** Start **
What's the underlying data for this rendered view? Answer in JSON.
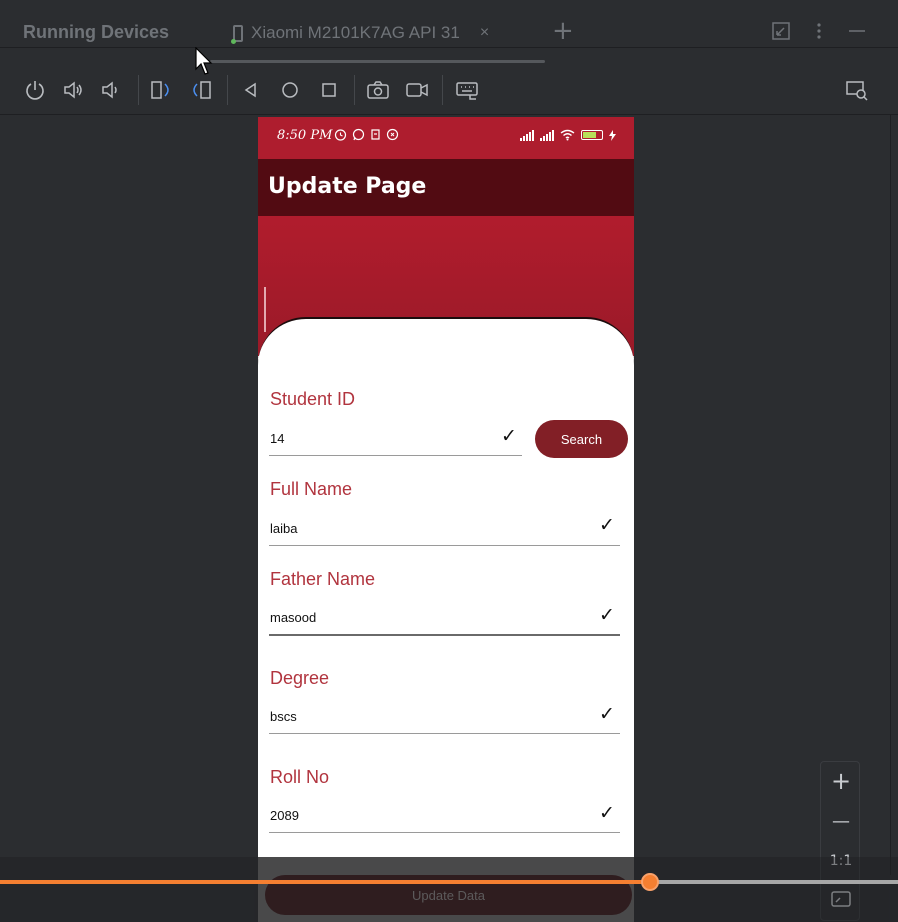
{
  "ide": {
    "tool_window_title": "Running Devices",
    "device_tab": "Xiaomi M2101K7AG API 31",
    "tab_close": "×",
    "add_tab": "+",
    "toolbar_icons": [
      "power-icon",
      "volume-up-icon",
      "volume-down-icon",
      "rotate-left-icon",
      "rotate-right-icon",
      "back-icon",
      "home-icon",
      "overview-icon",
      "screenshot-icon",
      "screen-record-icon",
      "keyboard-icon"
    ]
  },
  "status_bar": {
    "time": "8:50 PM",
    "icons": [
      "alarm-icon",
      "whatsapp-icon",
      "notification-icon",
      "clock-icon"
    ],
    "battery_level": 0.7
  },
  "app": {
    "title": "Update Page",
    "fields": [
      {
        "label": "Student ID",
        "value": "14"
      },
      {
        "label": "Full Name",
        "value": "laiba"
      },
      {
        "label": "Father Name",
        "value": "masood"
      },
      {
        "label": "Degree",
        "value": "bscs"
      },
      {
        "label": "Roll No",
        "value": "2089"
      }
    ],
    "search_button": "Search",
    "update_button": "Update Data"
  },
  "zoom": {
    "zoom_in": "+",
    "zoom_out": "—",
    "reset": "1:1"
  },
  "playback": {
    "progress": 0.724
  },
  "colors": {
    "status_bar": "#ae1d2e",
    "app_bar": "#520b12",
    "label": "#b1343e",
    "button": "#821f26",
    "progress": "#f57f31"
  }
}
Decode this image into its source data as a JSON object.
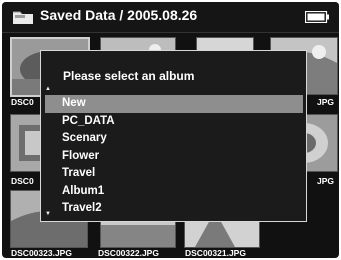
{
  "header": {
    "title": "Saved Data / 2005.08.26",
    "folder_icon": "folder-icon",
    "battery_icon": "battery-full-icon"
  },
  "files": {
    "row1_left": "DSC0",
    "row1_right": "JPG",
    "row2_left": "DSC0",
    "row2_right": "JPG",
    "row3": [
      "DSC00323.JPG",
      "DSC00322.JPG",
      "DSC00321.JPG"
    ]
  },
  "dialog": {
    "title": "Please select an album",
    "scroll_up": "▲",
    "scroll_down": "▼",
    "albums": [
      "New",
      "PC_DATA",
      "Scenary",
      "Flower",
      "Travel",
      "Album1",
      "Travel2"
    ],
    "selected_index": 0
  }
}
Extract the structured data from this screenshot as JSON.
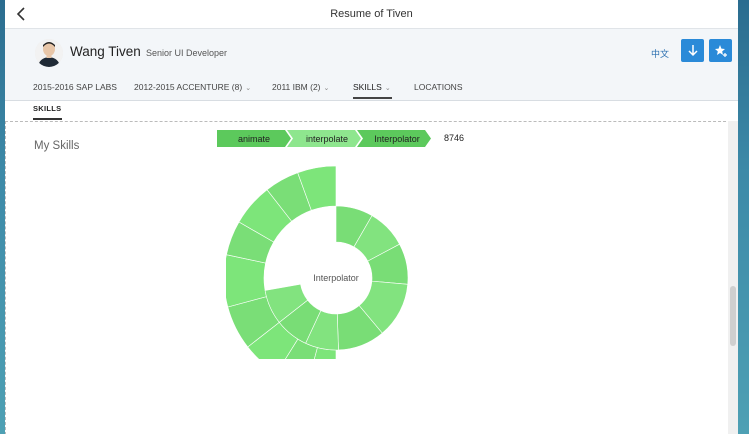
{
  "window": {
    "title": "Resume of Tiven"
  },
  "profile": {
    "name": "Wang Tiven",
    "role": "Senior UI Developer"
  },
  "header": {
    "language_label": "中文"
  },
  "tabs": [
    {
      "label": "2015-2016 SAP LABS",
      "has_dropdown": false
    },
    {
      "label": "2012-2015 ACCENTURE (8)",
      "has_dropdown": true
    },
    {
      "label": "2011 IBM (2)",
      "has_dropdown": true
    },
    {
      "label": "SKILLS",
      "has_dropdown": true,
      "active": true
    },
    {
      "label": "LOCATIONS",
      "has_dropdown": false
    }
  ],
  "subtab": {
    "label": "SKILLS"
  },
  "section": {
    "title": "My Skills"
  },
  "breadcrumb": {
    "items": [
      "animate",
      "interpolate",
      "Interpolator"
    ],
    "value": "8746"
  },
  "sunburst": {
    "center_label": "Interpolator"
  },
  "colors": {
    "accent": "#2a8ad8",
    "crumb_active": "#5cc95c",
    "crumb_inactive": "#8ee68e",
    "arc_outer": "#7de57a",
    "arc_inner": "#90ee90"
  },
  "icons": {
    "back": "chevron-left-icon",
    "download": "arrow-down-icon",
    "favorite": "star-plus-icon"
  }
}
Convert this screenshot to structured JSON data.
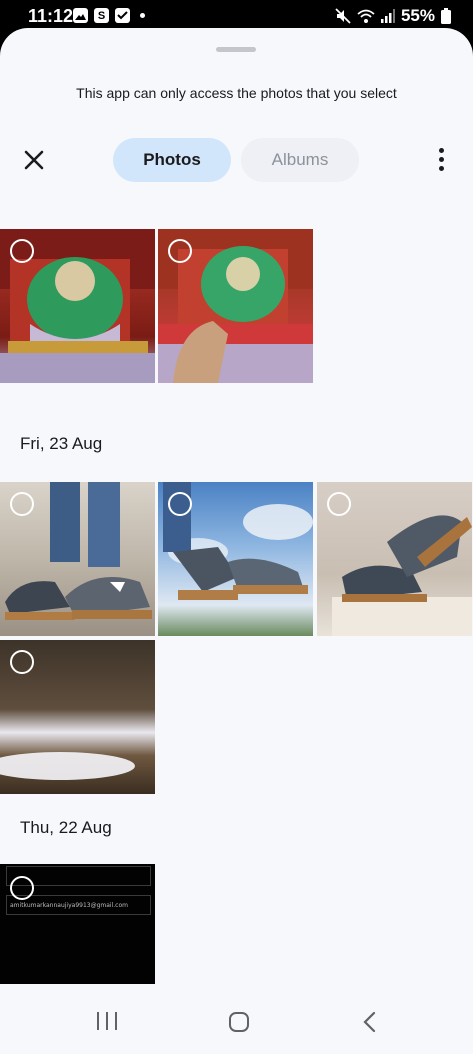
{
  "status_bar": {
    "time": "11:12",
    "battery": "55%",
    "left_icons": [
      "gallery-icon",
      "s-app-icon",
      "check-icon",
      "notification-dot"
    ],
    "right_icons": [
      "mute-icon",
      "wifi-icon",
      "signal-icon",
      "battery-icon"
    ]
  },
  "picker": {
    "notice": "This app can only access the photos that you select",
    "tabs": [
      {
        "label": "Photos",
        "selected": true
      },
      {
        "label": "Albums",
        "selected": false
      }
    ],
    "accent_color": "#d2e6fb"
  },
  "groups": [
    {
      "date": "",
      "photos": [
        "statue-photo-1",
        "statue-photo-2"
      ]
    },
    {
      "date": "Fri, 23 Aug",
      "photos": [
        "sneaker-photo-1",
        "sneaker-photo-2",
        "sneaker-photo-3",
        "dark-photo"
      ]
    },
    {
      "date": "Thu, 22 Aug",
      "photos": [
        "screenshot-photo"
      ]
    }
  ],
  "screenshot_photo": {
    "email_text": "amitkumarkannaujiya9913@gmail.com"
  },
  "nav_bar": {
    "buttons": [
      "recents-icon",
      "home-icon",
      "back-icon"
    ]
  }
}
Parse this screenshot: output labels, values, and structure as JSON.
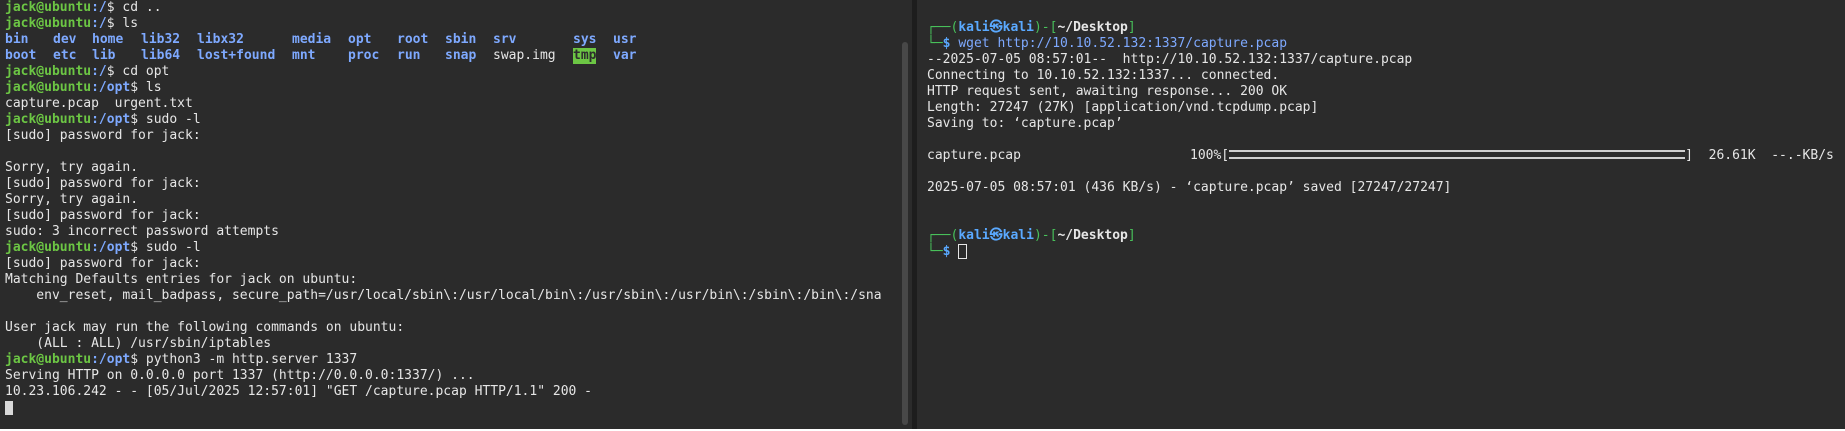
{
  "left_terminal": {
    "user_host": "jack@ubuntu",
    "lines_top": [
      {
        "dir": ":/",
        "cmd": "$ cd .."
      },
      {
        "dir": ":/",
        "cmd": "$ ls"
      }
    ],
    "ls_row1": [
      "bin",
      "dev",
      "home",
      "lib32",
      "libx32",
      "media",
      "opt",
      "root",
      "sbin",
      "srv",
      "sys",
      "usr"
    ],
    "ls_row2": [
      "boot",
      "etc",
      "lib",
      "lib64",
      "lost+found",
      "mnt",
      "proc",
      "run",
      "snap",
      "swap.img",
      "tmp",
      "var"
    ],
    "cd_opt": {
      "dir": ":/",
      "cmd": "$ cd opt"
    },
    "ls_opt": {
      "dir": ":/opt",
      "cmd": "$ ls"
    },
    "opt_files": "capture.pcap  urgent.txt",
    "sudo1": {
      "dir": ":/opt",
      "cmd": "$ sudo -l"
    },
    "output1": [
      "[sudo] password for jack:",
      "",
      "Sorry, try again.",
      "[sudo] password for jack:",
      "Sorry, try again.",
      "[sudo] password for jack:",
      "sudo: 3 incorrect password attempts"
    ],
    "sudo2": {
      "dir": ":/opt",
      "cmd": "$ sudo -l"
    },
    "output2": [
      "[sudo] password for jack:",
      "Matching Defaults entries for jack on ubuntu:",
      "    env_reset, mail_badpass, secure_path=/usr/local/sbin\\:/usr/local/bin\\:/usr/sbin\\:/usr/bin\\:/sbin\\:/bin\\:/sna",
      "",
      "User jack may run the following commands on ubuntu:",
      "    (ALL : ALL) /usr/sbin/iptables"
    ],
    "python": {
      "dir": ":/opt",
      "cmd": "$ python3 -m http.server 1337"
    },
    "output3": [
      "Serving HTTP on 0.0.0.0 port 1337 (http://0.0.0.0:1337/) ...",
      "10.23.106.242 - - [05/Jul/2025 12:57:01] \"GET /capture.pcap HTTP/1.1\" 200 -"
    ]
  },
  "right_terminal": {
    "prompt1_open": "┌──(",
    "prompt_user": "kali",
    "prompt_at": "㉿",
    "prompt_host": "kali",
    "prompt_mid": ")-[",
    "prompt_path": "~/Desktop",
    "prompt_close": "]",
    "prompt_second": "└─",
    "prompt_dollar": "$ ",
    "wget_cmd": "wget http://10.10.52.132:1337/capture.pcap",
    "wget_output": [
      "--2025-07-05 08:57:01--  http://10.10.52.132:1337/capture.pcap",
      "Connecting to 10.10.52.132:1337... connected.",
      "HTTP request sent, awaiting response... 200 OK",
      "Length: 27247 (27K) [application/vnd.tcpdump.pcap]",
      "Saving to: ‘capture.pcap’"
    ],
    "progress_file": "capture.pcap",
    "progress_pct": "100%[",
    "progress_fill": 1.0,
    "progress_end": "]  26.61K  --.-KB/s",
    "saved_line": "2025-07-05 08:57:01 (436 KB/s) - ‘capture.pcap’ saved [27247/27247]"
  }
}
** End **
*What is being asked*.
Leave out the pictures and output every record above precisely as given.

*Output below*.
What's the underlying data for this rendered view? Answer in JSON.
{
  "ide": {
    "tool_window_title": "Running Devices",
    "device_tab": "Xiaomi M2101K7AG API 31",
    "tab_close": "×",
    "add_tab": "+",
    "toolbar_icons": [
      "power-icon",
      "volume-up-icon",
      "volume-down-icon",
      "rotate-left-icon",
      "rotate-right-icon",
      "back-icon",
      "home-icon",
      "overview-icon",
      "screenshot-icon",
      "screen-record-icon",
      "keyboard-icon"
    ]
  },
  "status_bar": {
    "time": "8:50 PM",
    "icons": [
      "alarm-icon",
      "whatsapp-icon",
      "notification-icon",
      "clock-icon"
    ],
    "battery_level": 0.7
  },
  "app": {
    "title": "Update Page",
    "fields": [
      {
        "label": "Student ID",
        "value": "14"
      },
      {
        "label": "Full Name",
        "value": "laiba"
      },
      {
        "label": "Father Name",
        "value": "masood"
      },
      {
        "label": "Degree",
        "value": "bscs"
      },
      {
        "label": "Roll No",
        "value": "2089"
      }
    ],
    "search_button": "Search",
    "update_button": "Update Data"
  },
  "zoom": {
    "zoom_in": "+",
    "zoom_out": "—",
    "reset": "1:1"
  },
  "playback": {
    "progress": 0.724
  },
  "colors": {
    "status_bar": "#ae1d2e",
    "app_bar": "#520b12",
    "label": "#b1343e",
    "button": "#821f26",
    "progress": "#f57f31"
  }
}
Decode this image into its source data as a JSON object.
{
  "header": {
    "title": "Saved Data / 2005.08.26",
    "folder_icon": "folder-icon",
    "battery_icon": "battery-full-icon"
  },
  "files": {
    "row1_left": "DSC0",
    "row1_right": "JPG",
    "row2_left": "DSC0",
    "row2_right": "JPG",
    "row3": [
      "DSC00323.JPG",
      "DSC00322.JPG",
      "DSC00321.JPG"
    ]
  },
  "dialog": {
    "title": "Please select an album",
    "scroll_up": "▲",
    "scroll_down": "▼",
    "albums": [
      "New",
      "PC_DATA",
      "Scenary",
      "Flower",
      "Travel",
      "Album1",
      "Travel2"
    ],
    "selected_index": 0
  }
}
Extract the structured data from this screenshot as JSON.
{
  "window": {
    "title": "Resume of Tiven"
  },
  "profile": {
    "name": "Wang Tiven",
    "role": "Senior UI Developer"
  },
  "header": {
    "language_label": "中文"
  },
  "tabs": [
    {
      "label": "2015-2016 SAP LABS",
      "has_dropdown": false
    },
    {
      "label": "2012-2015 ACCENTURE (8)",
      "has_dropdown": true
    },
    {
      "label": "2011 IBM (2)",
      "has_dropdown": true
    },
    {
      "label": "SKILLS",
      "has_dropdown": true,
      "active": true
    },
    {
      "label": "LOCATIONS",
      "has_dropdown": false
    }
  ],
  "subtab": {
    "label": "SKILLS"
  },
  "section": {
    "title": "My Skills"
  },
  "breadcrumb": {
    "items": [
      "animate",
      "interpolate",
      "Interpolator"
    ],
    "value": "8746"
  },
  "sunburst": {
    "center_label": "Interpolator"
  },
  "colors": {
    "accent": "#2a8ad8",
    "crumb_active": "#5cc95c",
    "crumb_inactive": "#8ee68e",
    "arc_outer": "#7de57a",
    "arc_inner": "#90ee90"
  },
  "icons": {
    "back": "chevron-left-icon",
    "download": "arrow-down-icon",
    "favorite": "star-plus-icon"
  }
}
Convert this screenshot to structured JSON data.
{
  "status_bar": {
    "time": "11:12",
    "battery": "55%",
    "left_icons": [
      "gallery-icon",
      "s-app-icon",
      "check-icon",
      "notification-dot"
    ],
    "right_icons": [
      "mute-icon",
      "wifi-icon",
      "signal-icon",
      "battery-icon"
    ]
  },
  "picker": {
    "notice": "This app can only access the photos that you select",
    "tabs": [
      {
        "label": "Photos",
        "selected": true
      },
      {
        "label": "Albums",
        "selected": false
      }
    ],
    "accent_color": "#d2e6fb"
  },
  "groups": [
    {
      "date": "",
      "photos": [
        "statue-photo-1",
        "statue-photo-2"
      ]
    },
    {
      "date": "Fri, 23 Aug",
      "photos": [
        "sneaker-photo-1",
        "sneaker-photo-2",
        "sneaker-photo-3",
        "dark-photo"
      ]
    },
    {
      "date": "Thu, 22 Aug",
      "photos": [
        "screenshot-photo"
      ]
    }
  ],
  "screenshot_photo": {
    "email_text": "amitkumarkannaujiya9913@gmail.com"
  },
  "nav_bar": {
    "buttons": [
      "recents-icon",
      "home-icon",
      "back-icon"
    ]
  }
}
Parse this screenshot: output labels, values, and structure as JSON.
{
  "left_terminal": {
    "user_host": "jack@ubuntu",
    "lines_top": [
      {
        "dir": ":/",
        "cmd": "$ cd .."
      },
      {
        "dir": ":/",
        "cmd": "$ ls"
      }
    ],
    "ls_row1": [
      "bin",
      "dev",
      "home",
      "lib32",
      "libx32",
      "media",
      "opt",
      "root",
      "sbin",
      "srv",
      "sys",
      "usr"
    ],
    "ls_row2": [
      "boot",
      "etc",
      "lib",
      "lib64",
      "lost+found",
      "mnt",
      "proc",
      "run",
      "snap",
      "swap.img",
      "tmp",
      "var"
    ],
    "cd_opt": {
      "dir": ":/",
      "cmd": "$ cd opt"
    },
    "ls_opt": {
      "dir": ":/opt",
      "cmd": "$ ls"
    },
    "opt_files": "capture.pcap  urgent.txt",
    "sudo1": {
      "dir": ":/opt",
      "cmd": "$ sudo -l"
    },
    "output1": [
      "[sudo] password for jack:",
      "",
      "Sorry, try again.",
      "[sudo] password for jack:",
      "Sorry, try again.",
      "[sudo] password for jack:",
      "sudo: 3 incorrect password attempts"
    ],
    "sudo2": {
      "dir": ":/opt",
      "cmd": "$ sudo -l"
    },
    "output2": [
      "[sudo] password for jack:",
      "Matching Defaults entries for jack on ubuntu:",
      "    env_reset, mail_badpass, secure_path=/usr/local/sbin\\:/usr/local/bin\\:/usr/sbin\\:/usr/bin\\:/sbin\\:/bin\\:/sna",
      "",
      "User jack may run the following commands on ubuntu:",
      "    (ALL : ALL) /usr/sbin/iptables"
    ],
    "python": {
      "dir": ":/opt",
      "cmd": "$ python3 -m http.server 1337"
    },
    "output3": [
      "Serving HTTP on 0.0.0.0 port 1337 (http://0.0.0.0:1337/) ...",
      "10.23.106.242 - - [05/Jul/2025 12:57:01] \"GET /capture.pcap HTTP/1.1\" 200 -"
    ]
  },
  "right_terminal": {
    "prompt1_open": "┌──(",
    "prompt_user": "kali",
    "prompt_at": "㉿",
    "prompt_host": "kali",
    "prompt_mid": ")-[",
    "prompt_path": "~/Desktop",
    "prompt_close": "]",
    "prompt_second": "└─",
    "prompt_dollar": "$ ",
    "wget_cmd": "wget http://10.10.52.132:1337/capture.pcap",
    "wget_output": [
      "--2025-07-05 08:57:01--  http://10.10.52.132:1337/capture.pcap",
      "Connecting to 10.10.52.132:1337... connected.",
      "HTTP request sent, awaiting response... 200 OK",
      "Length: 27247 (27K) [application/vnd.tcpdump.pcap]",
      "Saving to: ‘capture.pcap’"
    ],
    "progress_file": "capture.pcap",
    "progress_pct": "100%[",
    "progress_fill": 1.0,
    "progress_end": "]  26.61K  --.-KB/s",
    "saved_line": "2025-07-05 08:57:01 (436 KB/s) - ‘capture.pcap’ saved [27247/27247]"
  }
}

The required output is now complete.